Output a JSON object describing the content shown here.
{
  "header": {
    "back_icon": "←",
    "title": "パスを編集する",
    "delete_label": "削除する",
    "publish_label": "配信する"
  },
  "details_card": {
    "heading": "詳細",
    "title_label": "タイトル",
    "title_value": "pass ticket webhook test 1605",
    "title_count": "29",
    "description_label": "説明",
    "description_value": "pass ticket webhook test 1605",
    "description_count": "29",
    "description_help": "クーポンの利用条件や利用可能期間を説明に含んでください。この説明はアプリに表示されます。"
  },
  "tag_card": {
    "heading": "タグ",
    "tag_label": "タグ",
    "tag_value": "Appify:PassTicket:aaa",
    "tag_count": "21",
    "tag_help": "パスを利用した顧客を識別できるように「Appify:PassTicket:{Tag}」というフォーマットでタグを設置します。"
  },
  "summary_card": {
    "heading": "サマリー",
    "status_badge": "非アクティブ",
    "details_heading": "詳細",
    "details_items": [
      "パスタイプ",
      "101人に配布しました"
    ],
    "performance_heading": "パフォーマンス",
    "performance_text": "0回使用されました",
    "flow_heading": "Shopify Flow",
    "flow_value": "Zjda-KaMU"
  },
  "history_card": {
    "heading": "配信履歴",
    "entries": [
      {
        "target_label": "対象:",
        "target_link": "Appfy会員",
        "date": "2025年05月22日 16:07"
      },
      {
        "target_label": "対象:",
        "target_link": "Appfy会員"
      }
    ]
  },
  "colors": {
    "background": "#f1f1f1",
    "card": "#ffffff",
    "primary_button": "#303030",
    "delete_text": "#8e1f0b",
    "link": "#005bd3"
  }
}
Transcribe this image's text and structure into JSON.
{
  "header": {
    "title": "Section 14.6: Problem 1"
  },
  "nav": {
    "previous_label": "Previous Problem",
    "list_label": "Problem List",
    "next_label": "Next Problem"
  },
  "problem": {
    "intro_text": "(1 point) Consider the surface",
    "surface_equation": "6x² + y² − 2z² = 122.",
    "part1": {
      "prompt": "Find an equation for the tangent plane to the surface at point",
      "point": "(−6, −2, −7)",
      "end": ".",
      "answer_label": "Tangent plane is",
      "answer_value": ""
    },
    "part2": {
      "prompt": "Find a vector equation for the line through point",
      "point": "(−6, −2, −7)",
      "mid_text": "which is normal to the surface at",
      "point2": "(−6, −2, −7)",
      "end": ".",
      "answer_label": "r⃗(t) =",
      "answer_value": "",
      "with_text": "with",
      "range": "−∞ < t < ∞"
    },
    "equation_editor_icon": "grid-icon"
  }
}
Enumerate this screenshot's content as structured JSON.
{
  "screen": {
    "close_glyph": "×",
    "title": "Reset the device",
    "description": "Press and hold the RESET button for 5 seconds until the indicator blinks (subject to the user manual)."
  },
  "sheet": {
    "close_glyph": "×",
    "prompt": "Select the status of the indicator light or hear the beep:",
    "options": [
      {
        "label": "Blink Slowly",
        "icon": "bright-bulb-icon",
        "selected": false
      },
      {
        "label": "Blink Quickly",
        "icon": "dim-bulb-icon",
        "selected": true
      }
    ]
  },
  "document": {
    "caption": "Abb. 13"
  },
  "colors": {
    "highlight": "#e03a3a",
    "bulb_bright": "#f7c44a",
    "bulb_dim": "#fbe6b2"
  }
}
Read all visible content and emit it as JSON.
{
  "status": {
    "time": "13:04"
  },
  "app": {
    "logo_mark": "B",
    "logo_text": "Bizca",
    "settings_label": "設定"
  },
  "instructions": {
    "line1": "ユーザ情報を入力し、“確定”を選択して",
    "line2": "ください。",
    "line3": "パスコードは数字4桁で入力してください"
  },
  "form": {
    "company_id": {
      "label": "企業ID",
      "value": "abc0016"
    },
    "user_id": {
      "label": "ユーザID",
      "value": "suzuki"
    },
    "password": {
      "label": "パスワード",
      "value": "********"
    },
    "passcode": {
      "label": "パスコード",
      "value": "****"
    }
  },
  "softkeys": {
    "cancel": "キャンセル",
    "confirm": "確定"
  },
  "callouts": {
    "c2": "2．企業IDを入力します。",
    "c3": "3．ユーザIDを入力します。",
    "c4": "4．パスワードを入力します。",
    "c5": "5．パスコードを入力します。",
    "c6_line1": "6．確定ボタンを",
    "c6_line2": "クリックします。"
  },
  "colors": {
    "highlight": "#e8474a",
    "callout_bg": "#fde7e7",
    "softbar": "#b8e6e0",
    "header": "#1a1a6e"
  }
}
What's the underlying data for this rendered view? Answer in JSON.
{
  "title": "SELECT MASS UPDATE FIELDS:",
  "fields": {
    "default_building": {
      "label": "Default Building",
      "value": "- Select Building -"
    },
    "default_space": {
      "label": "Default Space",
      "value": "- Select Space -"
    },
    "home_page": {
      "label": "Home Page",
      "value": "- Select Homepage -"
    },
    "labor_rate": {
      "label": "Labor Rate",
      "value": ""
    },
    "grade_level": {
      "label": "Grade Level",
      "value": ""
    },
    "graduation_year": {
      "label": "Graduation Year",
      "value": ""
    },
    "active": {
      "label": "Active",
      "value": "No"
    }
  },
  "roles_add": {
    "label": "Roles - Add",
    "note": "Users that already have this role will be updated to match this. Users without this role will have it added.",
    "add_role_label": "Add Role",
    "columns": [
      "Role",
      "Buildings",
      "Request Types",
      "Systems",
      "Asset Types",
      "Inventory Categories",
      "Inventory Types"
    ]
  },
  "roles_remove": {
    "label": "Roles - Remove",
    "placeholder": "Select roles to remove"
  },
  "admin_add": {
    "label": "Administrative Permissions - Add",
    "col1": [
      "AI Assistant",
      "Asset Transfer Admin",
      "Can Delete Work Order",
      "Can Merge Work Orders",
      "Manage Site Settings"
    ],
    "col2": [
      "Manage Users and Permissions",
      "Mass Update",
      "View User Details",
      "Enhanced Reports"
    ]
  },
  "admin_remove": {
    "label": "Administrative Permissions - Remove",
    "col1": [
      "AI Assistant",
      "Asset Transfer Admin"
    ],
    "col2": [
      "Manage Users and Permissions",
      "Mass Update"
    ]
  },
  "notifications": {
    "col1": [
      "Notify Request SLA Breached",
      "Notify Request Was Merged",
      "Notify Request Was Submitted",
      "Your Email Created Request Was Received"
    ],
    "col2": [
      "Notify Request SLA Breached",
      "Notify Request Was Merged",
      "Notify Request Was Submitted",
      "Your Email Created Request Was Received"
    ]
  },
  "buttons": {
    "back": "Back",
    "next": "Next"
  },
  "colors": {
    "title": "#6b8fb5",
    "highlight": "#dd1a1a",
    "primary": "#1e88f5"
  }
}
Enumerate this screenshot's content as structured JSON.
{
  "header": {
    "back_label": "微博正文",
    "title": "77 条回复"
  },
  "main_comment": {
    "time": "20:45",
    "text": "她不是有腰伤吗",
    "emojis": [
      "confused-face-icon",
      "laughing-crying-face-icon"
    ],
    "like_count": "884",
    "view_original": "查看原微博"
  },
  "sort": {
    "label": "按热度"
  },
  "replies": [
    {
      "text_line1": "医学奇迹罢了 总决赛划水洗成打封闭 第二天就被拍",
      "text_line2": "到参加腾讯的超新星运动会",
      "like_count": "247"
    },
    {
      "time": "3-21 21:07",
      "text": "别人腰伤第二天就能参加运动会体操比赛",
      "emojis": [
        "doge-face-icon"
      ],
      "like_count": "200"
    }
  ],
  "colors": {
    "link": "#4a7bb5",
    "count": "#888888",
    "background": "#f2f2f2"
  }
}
------------------------
Return all of the above records exactly, leaving no line out.

▸ **RESPONSE BELOW**
Output a JSON object describing the content shown here.
{
  "header": {
    "back_icon": "←",
    "title": "パスを編集する",
    "delete_label": "削除する",
    "publish_label": "配信する"
  },
  "details_card": {
    "heading": "詳細",
    "title_label": "タイトル",
    "title_value": "pass ticket webhook test 1605",
    "title_count": "29",
    "description_label": "説明",
    "description_value": "pass ticket webhook test 1605",
    "description_count": "29",
    "description_help": "クーポンの利用条件や利用可能期間を説明に含んでください。この説明はアプリに表示されます。"
  },
  "tag_card": {
    "heading": "タグ",
    "tag_label": "タグ",
    "tag_value": "Appify:PassTicket:aaa",
    "tag_count": "21",
    "tag_help": "パスを利用した顧客を識別できるように「Appify:PassTicket:{Tag}」というフォーマットでタグを設置します。"
  },
  "summary_card": {
    "heading": "サマリー",
    "status_badge": "非アクティブ",
    "details_heading": "詳細",
    "details_items": [
      "パスタイプ",
      "101人に配布しました"
    ],
    "performance_heading": "パフォーマンス",
    "performance_text": "0回使用されました",
    "flow_heading": "Shopify Flow",
    "flow_value": "Zjda-KaMU"
  },
  "history_card": {
    "heading": "配信履歴",
    "entries": [
      {
        "target_label": "対象:",
        "target_link": "Appfy会員",
        "date": "2025年05月22日 16:07"
      },
      {
        "target_label": "対象:",
        "target_link": "Appfy会員"
      }
    ]
  },
  "colors": {
    "background": "#f1f1f1",
    "card": "#ffffff",
    "primary_button": "#303030",
    "delete_text": "#8e1f0b",
    "link": "#005bd3"
  }
}
Transcribe this image's text and structure into JSON.
{
  "header": {
    "title": "Section 14.6: Problem 1"
  },
  "nav": {
    "previous_label": "Previous Problem",
    "list_label": "Problem List",
    "next_label": "Next Problem"
  },
  "problem": {
    "intro_text": "(1 point) Consider the surface",
    "surface_equation": "6x² + y² − 2z² = 122.",
    "part1": {
      "prompt": "Find an equation for the tangent plane to the surface at point",
      "point": "(−6, −2, −7)",
      "end": ".",
      "answer_label": "Tangent plane is",
      "answer_value": ""
    },
    "part2": {
      "prompt": "Find a vector equation for the line through point",
      "point": "(−6, −2, −7)",
      "mid_text": "which is normal to the surface at",
      "point2": "(−6, −2, −7)",
      "end": ".",
      "answer_label": "r⃗(t) =",
      "answer_value": "",
      "with_text": "with",
      "range": "−∞ < t < ∞"
    },
    "equation_editor_icon": "grid-icon"
  }
}
Enumerate this screenshot's content as structured JSON.
{
  "screen": {
    "close_glyph": "×",
    "title": "Reset the device",
    "description": "Press and hold the RESET button for 5 seconds until the indicator blinks (subject to the user manual)."
  },
  "sheet": {
    "close_glyph": "×",
    "prompt": "Select the status of the indicator light or hear the beep:",
    "options": [
      {
        "label": "Blink Slowly",
        "icon": "bright-bulb-icon",
        "selected": false
      },
      {
        "label": "Blink Quickly",
        "icon": "dim-bulb-icon",
        "selected": true
      }
    ]
  },
  "document": {
    "caption": "Abb. 13"
  },
  "colors": {
    "highlight": "#e03a3a",
    "bulb_bright": "#f7c44a",
    "bulb_dim": "#fbe6b2"
  }
}
Read all visible content and emit it as JSON.
{
  "status": {
    "time": "13:04"
  },
  "app": {
    "logo_mark": "B",
    "logo_text": "Bizca",
    "settings_label": "設定"
  },
  "instructions": {
    "line1": "ユーザ情報を入力し、“確定”を選択して",
    "line2": "ください。",
    "line3": "パスコードは数字4桁で入力してください"
  },
  "form": {
    "company_id": {
      "label": "企業ID",
      "value": "abc0016"
    },
    "user_id": {
      "label": "ユーザID",
      "value": "suzuki"
    },
    "password": {
      "label": "パスワード",
      "value": "********"
    },
    "passcode": {
      "label": "パスコード",
      "value": "****"
    }
  },
  "softkeys": {
    "cancel": "キャンセル",
    "confirm": "確定"
  },
  "callouts": {
    "c2": "2．企業IDを入力します。",
    "c3": "3．ユーザIDを入力します。",
    "c4": "4．パスワードを入力します。",
    "c5": "5．パスコードを入力します。",
    "c6_line1": "6．確定ボタンを",
    "c6_line2": "クリックします。"
  },
  "colors": {
    "highlight": "#e8474a",
    "callout_bg": "#fde7e7",
    "softbar": "#b8e6e0",
    "header": "#1a1a6e"
  }
}
What's the underlying data for this rendered view? Answer in JSON.
{
  "title": "SELECT MASS UPDATE FIELDS:",
  "fields": {
    "default_building": {
      "label": "Default Building",
      "value": "- Select Building -"
    },
    "default_space": {
      "label": "Default Space",
      "value": "- Select Space -"
    },
    "home_page": {
      "label": "Home Page",
      "value": "- Select Homepage -"
    },
    "labor_rate": {
      "label": "Labor Rate",
      "value": ""
    },
    "grade_level": {
      "label": "Grade Level",
      "value": ""
    },
    "graduation_year": {
      "label": "Graduation Year",
      "value": ""
    },
    "active": {
      "label": "Active",
      "value": "No"
    }
  },
  "roles_add": {
    "label": "Roles - Add",
    "note": "Users that already have this role will be updated to match this. Users without this role will have it added.",
    "add_role_label": "Add Role",
    "columns": [
      "Role",
      "Buildings",
      "Request Types",
      "Systems",
      "Asset Types",
      "Inventory Categories",
      "Inventory Types"
    ]
  },
  "roles_remove": {
    "label": "Roles - Remove",
    "placeholder": "Select roles to remove"
  },
  "admin_add": {
    "label": "Administrative Permissions - Add",
    "col1": [
      "AI Assistant",
      "Asset Transfer Admin",
      "Can Delete Work Order",
      "Can Merge Work Orders",
      "Manage Site Settings"
    ],
    "col2": [
      "Manage Users and Permissions",
      "Mass Update",
      "View User Details",
      "Enhanced Reports"
    ]
  },
  "admin_remove": {
    "label": "Administrative Permissions - Remove",
    "col1": [
      "AI Assistant",
      "Asset Transfer Admin"
    ],
    "col2": [
      "Manage Users and Permissions",
      "Mass Update"
    ]
  },
  "notifications": {
    "col1": [
      "Notify Request SLA Breached",
      "Notify Request Was Merged",
      "Notify Request Was Submitted",
      "Your Email Created Request Was Received"
    ],
    "col2": [
      "Notify Request SLA Breached",
      "Notify Request Was Merged",
      "Notify Request Was Submitted",
      "Your Email Created Request Was Received"
    ]
  },
  "buttons": {
    "back": "Back",
    "next": "Next"
  },
  "colors": {
    "title": "#6b8fb5",
    "highlight": "#dd1a1a",
    "primary": "#1e88f5"
  }
}
Enumerate this screenshot's content as structured JSON.
{
  "header": {
    "back_label": "微博正文",
    "title": "77 条回复"
  },
  "main_comment": {
    "time": "20:45",
    "text": "她不是有腰伤吗",
    "emojis": [
      "confused-face-icon",
      "laughing-crying-face-icon"
    ],
    "like_count": "884",
    "view_original": "查看原微博"
  },
  "sort": {
    "label": "按热度"
  },
  "replies": [
    {
      "text_line1": "医学奇迹罢了 总决赛划水洗成打封闭 第二天就被拍",
      "text_line2": "到参加腾讯的超新星运动会",
      "like_count": "247"
    },
    {
      "time": "3-21 21:07",
      "text": "别人腰伤第二天就能参加运动会体操比赛",
      "emojis": [
        "doge-face-icon"
      ],
      "like_count": "200"
    }
  ],
  "colors": {
    "link": "#4a7bb5",
    "count": "#888888",
    "background": "#f2f2f2"
  }
}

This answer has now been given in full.